:: Records for this exercise ::

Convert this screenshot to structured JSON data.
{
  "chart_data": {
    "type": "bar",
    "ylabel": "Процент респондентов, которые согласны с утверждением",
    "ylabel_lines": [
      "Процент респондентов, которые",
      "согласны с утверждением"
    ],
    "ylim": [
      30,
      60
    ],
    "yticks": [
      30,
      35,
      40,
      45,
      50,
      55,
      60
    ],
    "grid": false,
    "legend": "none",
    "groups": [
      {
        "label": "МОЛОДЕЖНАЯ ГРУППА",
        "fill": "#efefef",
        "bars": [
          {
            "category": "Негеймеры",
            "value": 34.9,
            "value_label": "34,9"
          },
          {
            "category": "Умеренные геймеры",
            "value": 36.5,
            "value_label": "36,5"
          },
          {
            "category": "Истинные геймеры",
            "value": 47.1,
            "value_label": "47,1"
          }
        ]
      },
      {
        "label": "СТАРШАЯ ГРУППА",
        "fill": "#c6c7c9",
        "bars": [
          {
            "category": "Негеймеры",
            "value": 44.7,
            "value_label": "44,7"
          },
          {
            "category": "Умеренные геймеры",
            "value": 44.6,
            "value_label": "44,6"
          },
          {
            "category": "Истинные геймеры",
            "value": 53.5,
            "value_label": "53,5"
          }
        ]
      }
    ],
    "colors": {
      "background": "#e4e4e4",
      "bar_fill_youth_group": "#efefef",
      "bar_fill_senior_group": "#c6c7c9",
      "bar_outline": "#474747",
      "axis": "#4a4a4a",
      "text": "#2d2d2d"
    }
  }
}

:::

-- To do --
Go through the material above line by line and copy it exactly.

-- Full response --
Convert this screenshot to structured JSON data.
{
  "chart_data": {
    "type": "bar",
    "ylabel": "Процент респондентов, которые согласны с утверждением",
    "ylabel_lines": [
      "Процент респондентов, которые",
      "согласны с утверждением"
    ],
    "ylim": [
      30,
      60
    ],
    "yticks": [
      30,
      35,
      40,
      45,
      50,
      55,
      60
    ],
    "grid": false,
    "legend": "none",
    "groups": [
      {
        "label": "МОЛОДЕЖНАЯ ГРУППА",
        "fill": "#efefef",
        "bars": [
          {
            "category": "Негеймеры",
            "value": 34.9,
            "value_label": "34,9"
          },
          {
            "category": "Умеренные геймеры",
            "value": 36.5,
            "value_label": "36,5"
          },
          {
            "category": "Истинные геймеры",
            "value": 47.1,
            "value_label": "47,1"
          }
        ]
      },
      {
        "label": "СТАРШАЯ ГРУППА",
        "fill": "#c6c7c9",
        "bars": [
          {
            "category": "Негеймеры",
            "value": 44.7,
            "value_label": "44,7"
          },
          {
            "category": "Умеренные геймеры",
            "value": 44.6,
            "value_label": "44,6"
          },
          {
            "category": "Истинные геймеры",
            "value": 53.5,
            "value_label": "53,5"
          }
        ]
      }
    ],
    "colors": {
      "background": "#e4e4e4",
      "bar_fill_youth_group": "#efefef",
      "bar_fill_senior_group": "#c6c7c9",
      "bar_outline": "#474747",
      "axis": "#4a4a4a",
      "text": "#2d2d2d"
    }
  }
}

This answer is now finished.